> **Task instructions**
Return the data exactly, with all pictures removed.

--- Start Material for this exercise ---

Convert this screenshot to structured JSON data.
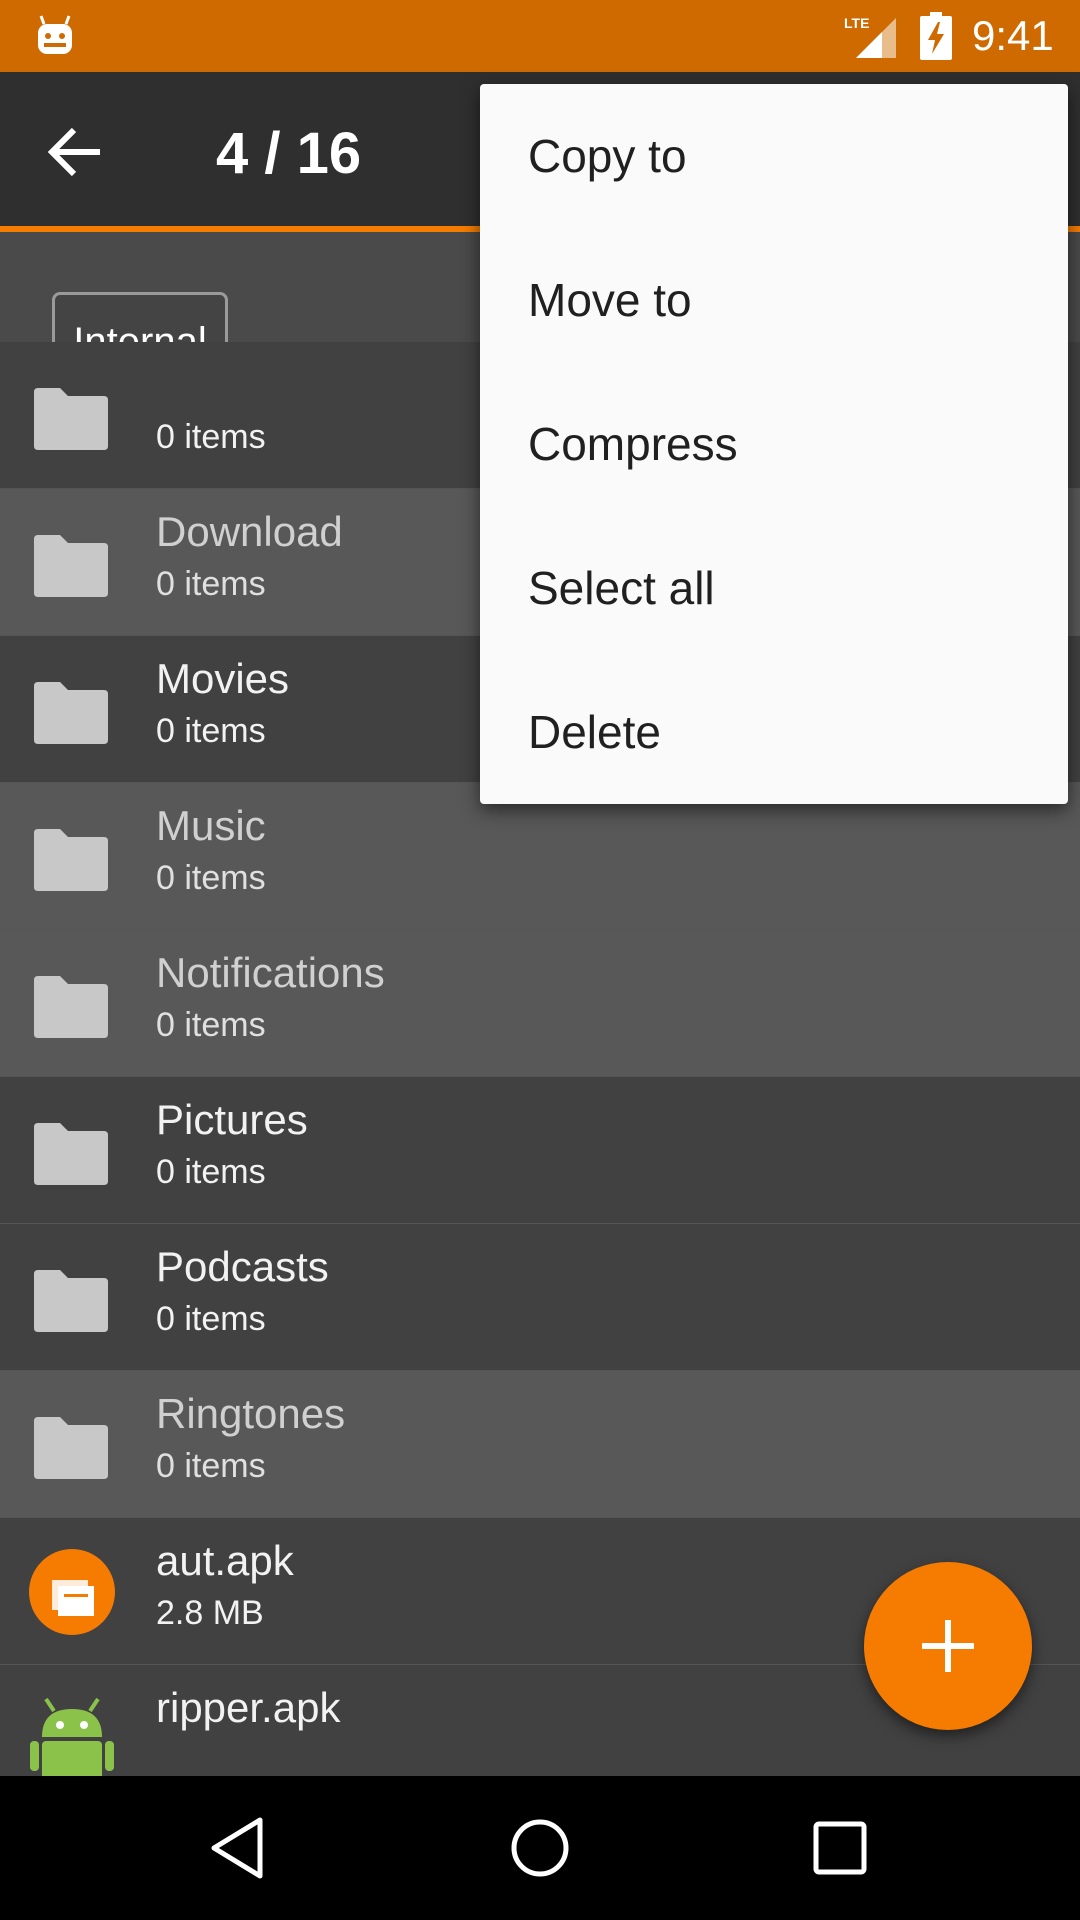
{
  "status_bar": {
    "time": "9:41",
    "network_label": "LTE",
    "icons": [
      "android-debug-icon",
      "lte-signal-icon",
      "battery-charging-icon"
    ]
  },
  "app_bar": {
    "title": "4 / 16",
    "back_icon": "arrow-back-icon"
  },
  "storage": {
    "selected": "Internal"
  },
  "files": [
    {
      "name": "",
      "sub": "0 items",
      "type": "folder",
      "selected": false
    },
    {
      "name": "Download",
      "sub": "0 items",
      "type": "folder",
      "selected": true
    },
    {
      "name": "Movies",
      "sub": "0 items",
      "type": "folder",
      "selected": false
    },
    {
      "name": "Music",
      "sub": "0 items",
      "type": "folder",
      "selected": true
    },
    {
      "name": "Notifications",
      "sub": "0 items",
      "type": "folder",
      "selected": true
    },
    {
      "name": "Pictures",
      "sub": "0 items",
      "type": "folder",
      "selected": false
    },
    {
      "name": "Podcasts",
      "sub": "0 items",
      "type": "folder",
      "selected": false
    },
    {
      "name": "Ringtones",
      "sub": "0 items",
      "type": "folder",
      "selected": true
    },
    {
      "name": "aut.apk",
      "sub": "2.8 MB",
      "type": "apk-app",
      "selected": false
    },
    {
      "name": "ripper.apk",
      "sub": "",
      "type": "apk-android",
      "selected": false
    }
  ],
  "menu": {
    "items": [
      "Copy to",
      "Move to",
      "Compress",
      "Select all",
      "Delete"
    ]
  },
  "fab": {
    "icon": "plus-icon"
  },
  "nav_bar": {
    "icons": [
      "back-triangle-icon",
      "home-circle-icon",
      "recents-square-icon"
    ]
  },
  "colors": {
    "status_bar": "#cf6a00",
    "accent": "#f57c00",
    "app_bar": "#2f2f2f",
    "row_dark": "#414141",
    "row_selected": "#585858",
    "menu_bg": "#fafafa"
  }
}
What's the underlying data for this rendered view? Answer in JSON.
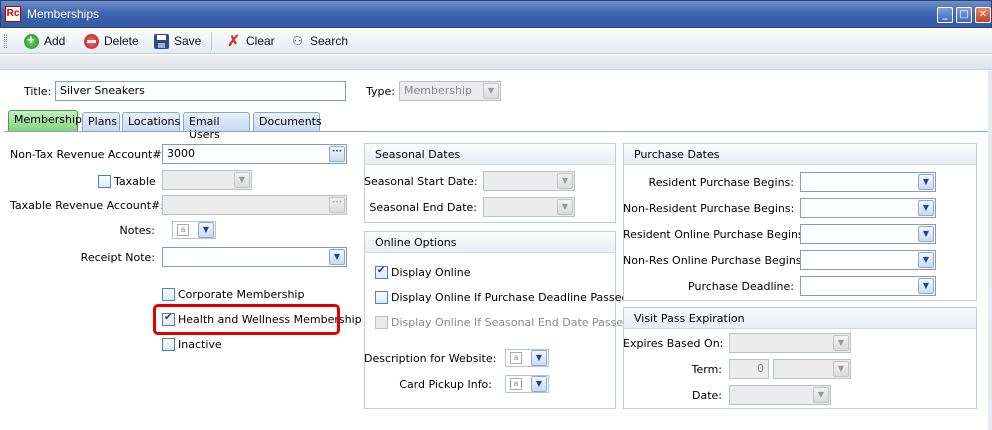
{
  "window": {
    "title": "Memberships",
    "app_icon": "Rc"
  },
  "toolbar": {
    "add": "Add",
    "delete": "Delete",
    "save": "Save",
    "clear": "Clear",
    "search": "Search"
  },
  "header": {
    "title_label": "Title:",
    "title_value": "Silver Sneakers",
    "type_label": "Type:",
    "type_value": "Membership"
  },
  "tabs": [
    "Membership",
    "Plans",
    "Locations",
    "Email Users",
    "Documents"
  ],
  "left": {
    "ntra_label": "Non-Tax Revenue Account#:",
    "ntra_value": "3000",
    "taxable_label": "Taxable",
    "tra_label": "Taxable Revenue Account#:",
    "notes_label": "Notes:",
    "receipt_label": "Receipt Note:",
    "corporate_label": "Corporate Membership",
    "health_label": "Health and Wellness Membership",
    "inactive_label": "Inactive"
  },
  "seasonal": {
    "title": "Seasonal Dates",
    "start_label": "Seasonal Start Date:",
    "end_label": "Seasonal End Date:"
  },
  "online": {
    "title": "Online Options",
    "display_online": "Display Online",
    "display_deadline": "Display Online If Purchase Deadline Passed",
    "display_seasonal": "Display Online If Seasonal End Date Passed",
    "desc_label": "Description for Website:",
    "card_label": "Card Pickup Info:"
  },
  "purchase": {
    "title": "Purchase Dates",
    "rows": [
      "Resident Purchase Begins:",
      "Non-Resident Purchase Begins:",
      "Resident Online Purchase Begins:",
      "Non-Res Online Purchase Begins:",
      "Purchase Deadline:"
    ]
  },
  "visit": {
    "title": "Visit Pass Expiration",
    "expires_label": "Expires Based On:",
    "term_label": "Term:",
    "term_value": "0",
    "date_label": "Date:"
  }
}
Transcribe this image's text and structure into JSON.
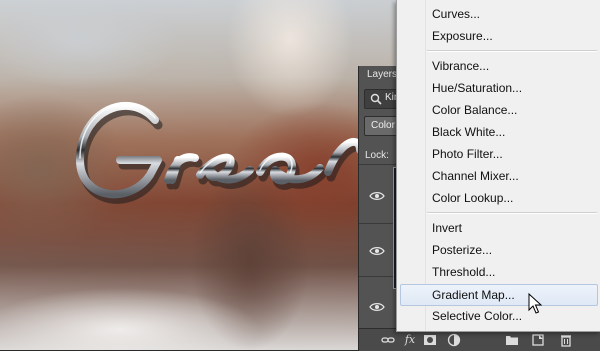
{
  "canvas": {
    "text": "Great"
  },
  "layers_panel": {
    "tab_label": "Layers",
    "search_text": "Kin",
    "blend_mode": "Color",
    "lock_label": "Lock:",
    "bottom_icons": [
      "link-icon",
      "fx-icon",
      "mask-icon",
      "adjustment-icon",
      "folder-icon",
      "new-layer-icon",
      "trash-icon"
    ],
    "fx_label": "fx"
  },
  "menu": {
    "items": [
      {
        "label": "Curves..."
      },
      {
        "label": "Exposure..."
      },
      {
        "label": "Vibrance..."
      },
      {
        "label": "Hue/Saturation..."
      },
      {
        "label": "Color Balance..."
      },
      {
        "label": "Black  White..."
      },
      {
        "label": "Photo Filter..."
      },
      {
        "label": "Channel Mixer..."
      },
      {
        "label": "Color Lookup..."
      },
      {
        "label": "Invert"
      },
      {
        "label": "Posterize..."
      },
      {
        "label": "Threshold..."
      },
      {
        "label": "Gradient Map..."
      },
      {
        "label": "Selective Color..."
      }
    ],
    "highlighted": "Gradient Map..."
  }
}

--- End Material for this exercise ---

> **Full solution**
Convert this screenshot to structured JSON data.
{
  "status_bar": {
    "time": "9:41",
    "network_label": "LTE",
    "icons": [
      "android-debug-icon",
      "lte-signal-icon",
      "battery-charging-icon"
    ]
  },
  "app_bar": {
    "title": "4 / 16",
    "back_icon": "arrow-back-icon"
  },
  "storage": {
    "selected": "Internal"
  },
  "files": [
    {
      "name": "",
      "sub": "0 items",
      "type": "folder",
      "selected": false
    },
    {
      "name": "Download",
      "sub": "0 items",
      "type": "folder",
      "selected": true
    },
    {
      "name": "Movies",
      "sub": "0 items",
      "type": "folder",
      "selected": false
    },
    {
      "name": "Music",
      "sub": "0 items",
      "type": "folder",
      "selected": true
    },
    {
      "name": "Notifications",
      "sub": "0 items",
      "type": "folder",
      "selected": true
    },
    {
      "name": "Pictures",
      "sub": "0 items",
      "type": "folder",
      "selected": false
    },
    {
      "name": "Podcasts",
      "sub": "0 items",
      "type": "folder",
      "selected": false
    },
    {
      "name": "Ringtones",
      "sub": "0 items",
      "type": "folder",
      "selected": true
    },
    {
      "name": "aut.apk",
      "sub": "2.8 MB",
      "type": "apk-app",
      "selected": false
    },
    {
      "name": "ripper.apk",
      "sub": "",
      "type": "apk-android",
      "selected": false
    }
  ],
  "menu": {
    "items": [
      "Copy to",
      "Move to",
      "Compress",
      "Select all",
      "Delete"
    ]
  },
  "fab": {
    "icon": "plus-icon"
  },
  "nav_bar": {
    "icons": [
      "back-triangle-icon",
      "home-circle-icon",
      "recents-square-icon"
    ]
  },
  "colors": {
    "status_bar": "#cf6a00",
    "accent": "#f57c00",
    "app_bar": "#2f2f2f",
    "row_dark": "#414141",
    "row_selected": "#585858",
    "menu_bg": "#fafafa"
  }
}
What's the underlying data for this rendered view? Answer in JSON.
{
  "window": {
    "title": "Memberships",
    "app_icon": "Rc"
  },
  "toolbar": {
    "add": "Add",
    "delete": "Delete",
    "save": "Save",
    "clear": "Clear",
    "search": "Search"
  },
  "header": {
    "title_label": "Title:",
    "title_value": "Silver Sneakers",
    "type_label": "Type:",
    "type_value": "Membership"
  },
  "tabs": [
    "Membership",
    "Plans",
    "Locations",
    "Email Users",
    "Documents"
  ],
  "left": {
    "ntra_label": "Non-Tax Revenue Account#:",
    "ntra_value": "3000",
    "taxable_label": "Taxable",
    "tra_label": "Taxable Revenue Account#:",
    "notes_label": "Notes:",
    "receipt_label": "Receipt Note:",
    "corporate_label": "Corporate Membership",
    "health_label": "Health and Wellness Membership",
    "inactive_label": "Inactive"
  },
  "seasonal": {
    "title": "Seasonal Dates",
    "start_label": "Seasonal Start Date:",
    "end_label": "Seasonal End Date:"
  },
  "online": {
    "title": "Online Options",
    "display_online": "Display Online",
    "display_deadline": "Display Online If Purchase Deadline Passed",
    "display_seasonal": "Display Online If Seasonal End Date Passed",
    "desc_label": "Description for Website:",
    "card_label": "Card Pickup Info:"
  },
  "purchase": {
    "title": "Purchase Dates",
    "rows": [
      "Resident Purchase Begins:",
      "Non-Resident Purchase Begins:",
      "Resident Online Purchase Begins:",
      "Non-Res Online Purchase Begins:",
      "Purchase Deadline:"
    ]
  },
  "visit": {
    "title": "Visit Pass Expiration",
    "expires_label": "Expires Based On:",
    "term_label": "Term:",
    "term_value": "0",
    "date_label": "Date:"
  }
}
Transcribe this image's text and structure into JSON.
{
  "canvas": {
    "text": "Great"
  },
  "layers_panel": {
    "tab_label": "Layers",
    "search_text": "Kin",
    "blend_mode": "Color",
    "lock_label": "Lock:",
    "bottom_icons": [
      "link-icon",
      "fx-icon",
      "mask-icon",
      "adjustment-icon",
      "folder-icon",
      "new-layer-icon",
      "trash-icon"
    ],
    "fx_label": "fx"
  },
  "menu": {
    "items": [
      {
        "label": "Curves..."
      },
      {
        "label": "Exposure..."
      },
      {
        "label": "Vibrance..."
      },
      {
        "label": "Hue/Saturation..."
      },
      {
        "label": "Color Balance..."
      },
      {
        "label": "Black  White..."
      },
      {
        "label": "Photo Filter..."
      },
      {
        "label": "Channel Mixer..."
      },
      {
        "label": "Color Lookup..."
      },
      {
        "label": "Invert"
      },
      {
        "label": "Posterize..."
      },
      {
        "label": "Threshold..."
      },
      {
        "label": "Gradient Map..."
      },
      {
        "label": "Selective Color..."
      }
    ],
    "highlighted": "Gradient Map..."
  }
}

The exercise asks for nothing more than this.